Restate each of the lines given below, word for word.
-- Start --
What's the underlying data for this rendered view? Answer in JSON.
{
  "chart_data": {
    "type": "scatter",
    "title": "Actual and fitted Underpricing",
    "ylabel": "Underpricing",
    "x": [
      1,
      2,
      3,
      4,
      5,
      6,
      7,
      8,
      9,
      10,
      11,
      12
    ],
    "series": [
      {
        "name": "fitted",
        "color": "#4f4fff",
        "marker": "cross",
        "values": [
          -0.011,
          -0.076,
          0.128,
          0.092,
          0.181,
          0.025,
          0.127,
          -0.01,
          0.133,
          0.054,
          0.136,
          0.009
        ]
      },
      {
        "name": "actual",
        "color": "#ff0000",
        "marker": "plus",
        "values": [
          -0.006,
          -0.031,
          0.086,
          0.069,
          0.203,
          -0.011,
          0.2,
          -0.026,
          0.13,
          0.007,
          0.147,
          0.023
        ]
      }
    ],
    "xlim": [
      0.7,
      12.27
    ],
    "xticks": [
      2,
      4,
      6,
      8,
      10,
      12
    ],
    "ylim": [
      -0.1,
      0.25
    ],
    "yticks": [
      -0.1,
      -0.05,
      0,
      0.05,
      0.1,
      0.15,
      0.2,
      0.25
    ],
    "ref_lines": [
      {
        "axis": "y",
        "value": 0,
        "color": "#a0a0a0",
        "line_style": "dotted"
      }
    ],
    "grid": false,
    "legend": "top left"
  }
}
-- End --
• **Solution to this task**
What's the underlying data for this rendered view? Answer in JSON.
{
  "chart_data": {
    "type": "scatter",
    "title": "Actual and fitted Underpricing",
    "ylabel": "Underpricing",
    "x": [
      1,
      2,
      3,
      4,
      5,
      6,
      7,
      8,
      9,
      10,
      11,
      12
    ],
    "series": [
      {
        "name": "fitted",
        "color": "#4f4fff",
        "marker": "cross",
        "values": [
          -0.011,
          -0.076,
          0.128,
          0.092,
          0.181,
          0.025,
          0.127,
          -0.01,
          0.133,
          0.054,
          0.136,
          0.009
        ]
      },
      {
        "name": "actual",
        "color": "#ff0000",
        "marker": "plus",
        "values": [
          -0.006,
          -0.031,
          0.086,
          0.069,
          0.203,
          -0.011,
          0.2,
          -0.026,
          0.13,
          0.007,
          0.147,
          0.023
        ]
      }
    ],
    "xlim": [
      0.7,
      12.27
    ],
    "xticks": [
      2,
      4,
      6,
      8,
      10,
      12
    ],
    "ylim": [
      -0.1,
      0.25
    ],
    "yticks": [
      -0.1,
      -0.05,
      0,
      0.05,
      0.1,
      0.15,
      0.2,
      0.25
    ],
    "ref_lines": [
      {
        "axis": "y",
        "value": 0,
        "color": "#a0a0a0",
        "line_style": "dotted"
      }
    ],
    "grid": false,
    "legend": "top left"
  }
}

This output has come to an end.